The task —
Here are some records; copy every line that holds the word "конструкции".

Dataset items —
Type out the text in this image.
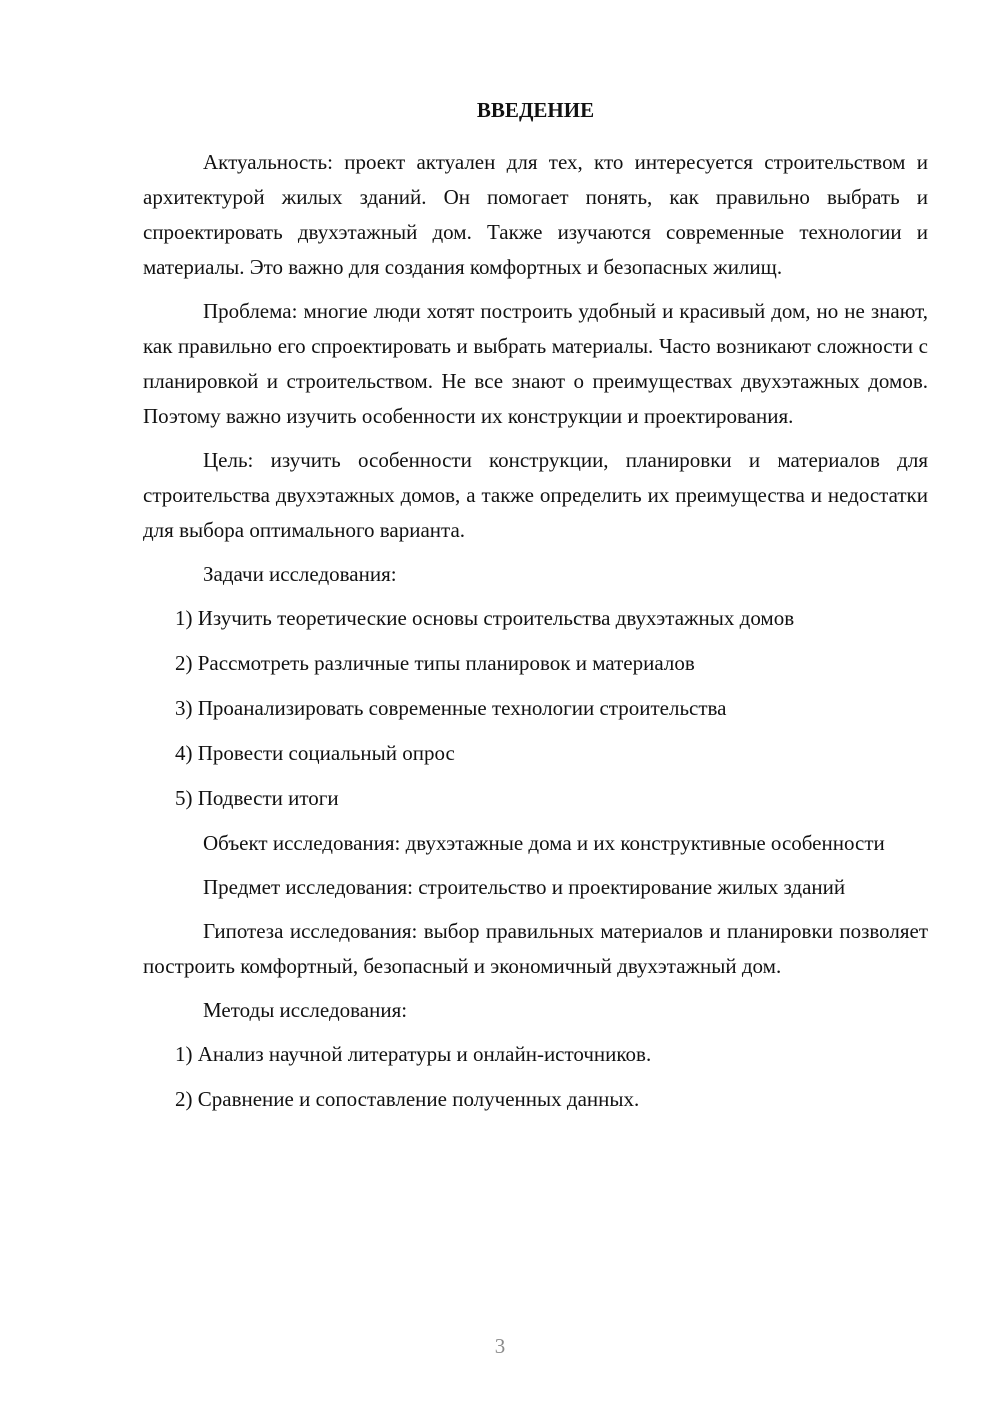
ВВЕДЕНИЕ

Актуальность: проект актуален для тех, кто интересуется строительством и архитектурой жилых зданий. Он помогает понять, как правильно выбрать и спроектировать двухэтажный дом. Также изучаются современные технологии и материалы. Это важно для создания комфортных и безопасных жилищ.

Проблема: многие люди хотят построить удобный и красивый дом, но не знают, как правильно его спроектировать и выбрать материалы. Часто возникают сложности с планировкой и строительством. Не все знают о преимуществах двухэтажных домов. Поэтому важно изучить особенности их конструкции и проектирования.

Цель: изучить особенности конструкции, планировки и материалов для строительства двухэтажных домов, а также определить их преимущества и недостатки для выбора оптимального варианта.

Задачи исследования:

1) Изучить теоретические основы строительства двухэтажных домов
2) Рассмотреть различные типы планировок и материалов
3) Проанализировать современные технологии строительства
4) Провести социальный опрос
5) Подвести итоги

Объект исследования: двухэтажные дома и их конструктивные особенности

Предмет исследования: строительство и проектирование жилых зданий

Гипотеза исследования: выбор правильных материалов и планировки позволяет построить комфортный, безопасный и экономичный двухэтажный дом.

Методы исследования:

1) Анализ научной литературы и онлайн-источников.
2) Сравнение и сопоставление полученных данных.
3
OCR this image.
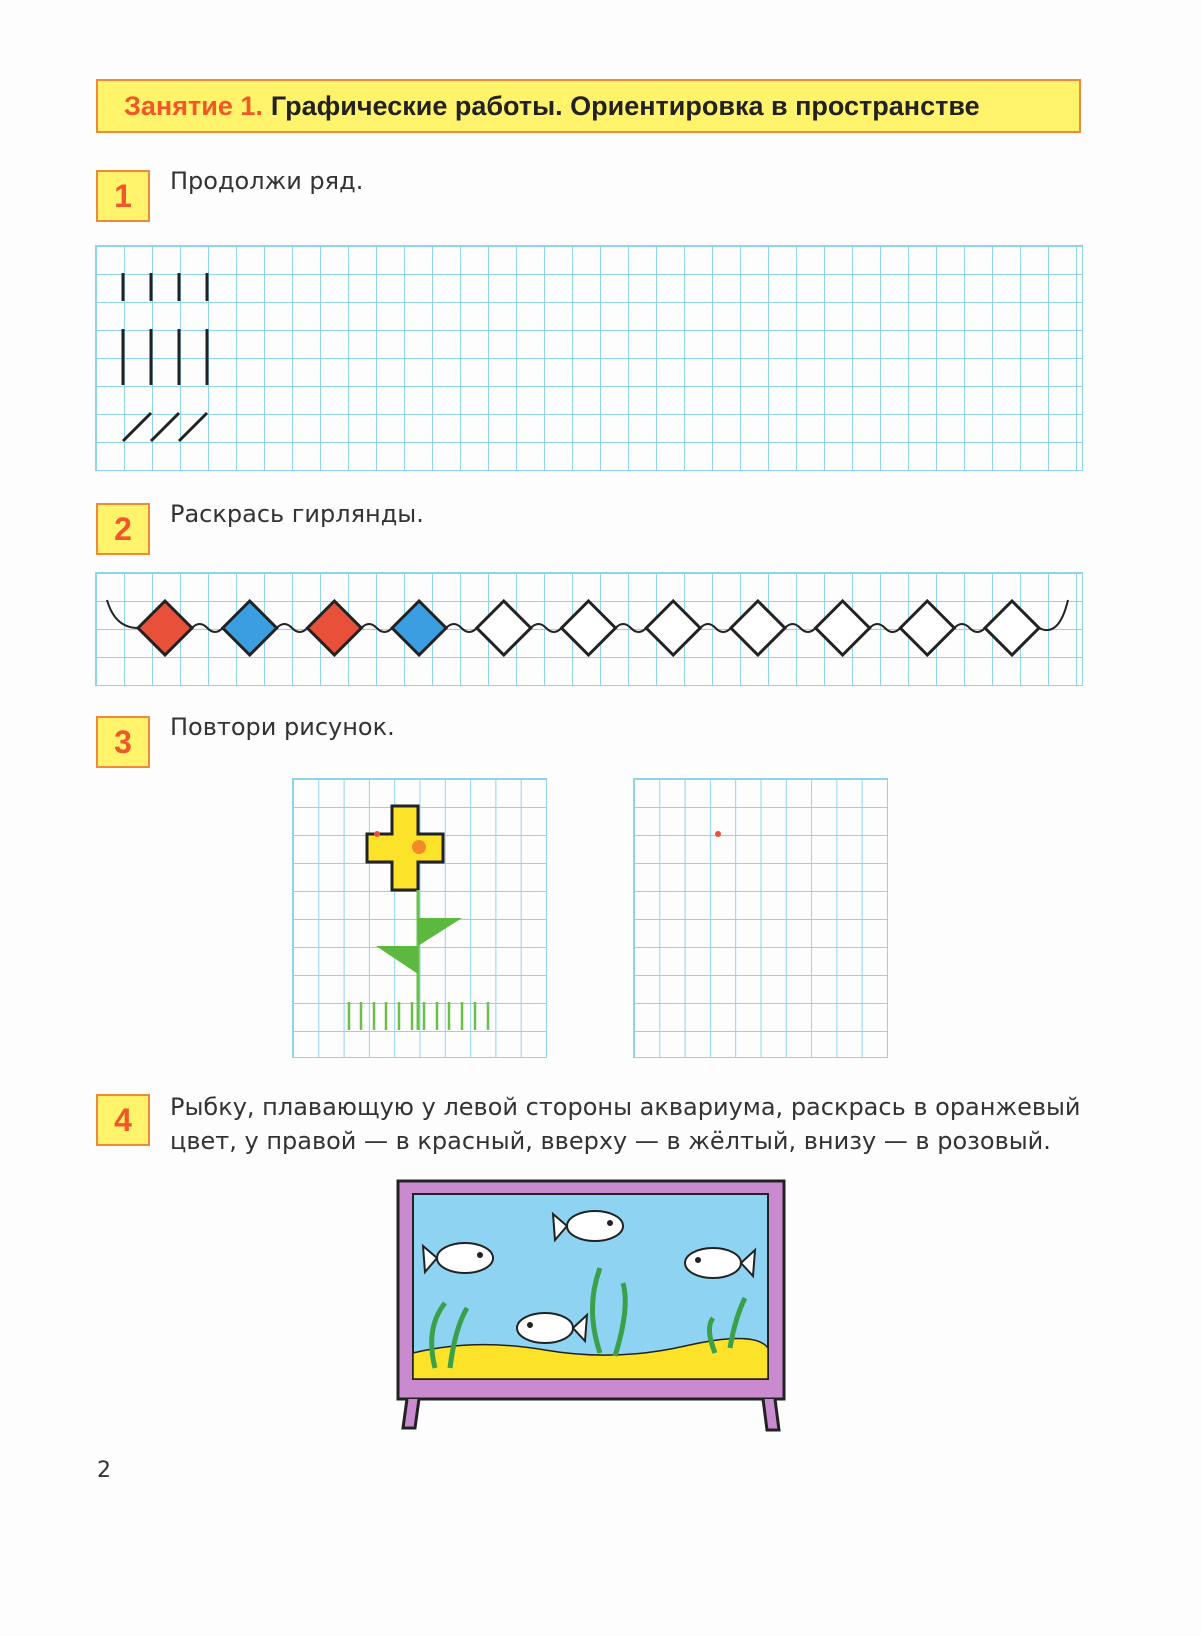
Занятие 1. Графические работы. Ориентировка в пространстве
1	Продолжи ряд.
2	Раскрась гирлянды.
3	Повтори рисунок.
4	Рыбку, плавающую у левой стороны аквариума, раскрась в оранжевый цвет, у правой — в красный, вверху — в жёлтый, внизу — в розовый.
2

The response —
Проблема: многие люди хотят построить удобный и красивый дом, но не знают, как правильно его спроектировать и выбрать материалы. Часто возникают сложности с планировкой и строительством. Не все знают о преимуществах двухэтажных домов. Поэтому важно изучить особенности их конструкции и проектирования.
Цель: изучить особенности конструкции, планировки и материалов для строительства двухэтажных домов, а также определить их преимущества и недостатки для выбора оптимального варианта.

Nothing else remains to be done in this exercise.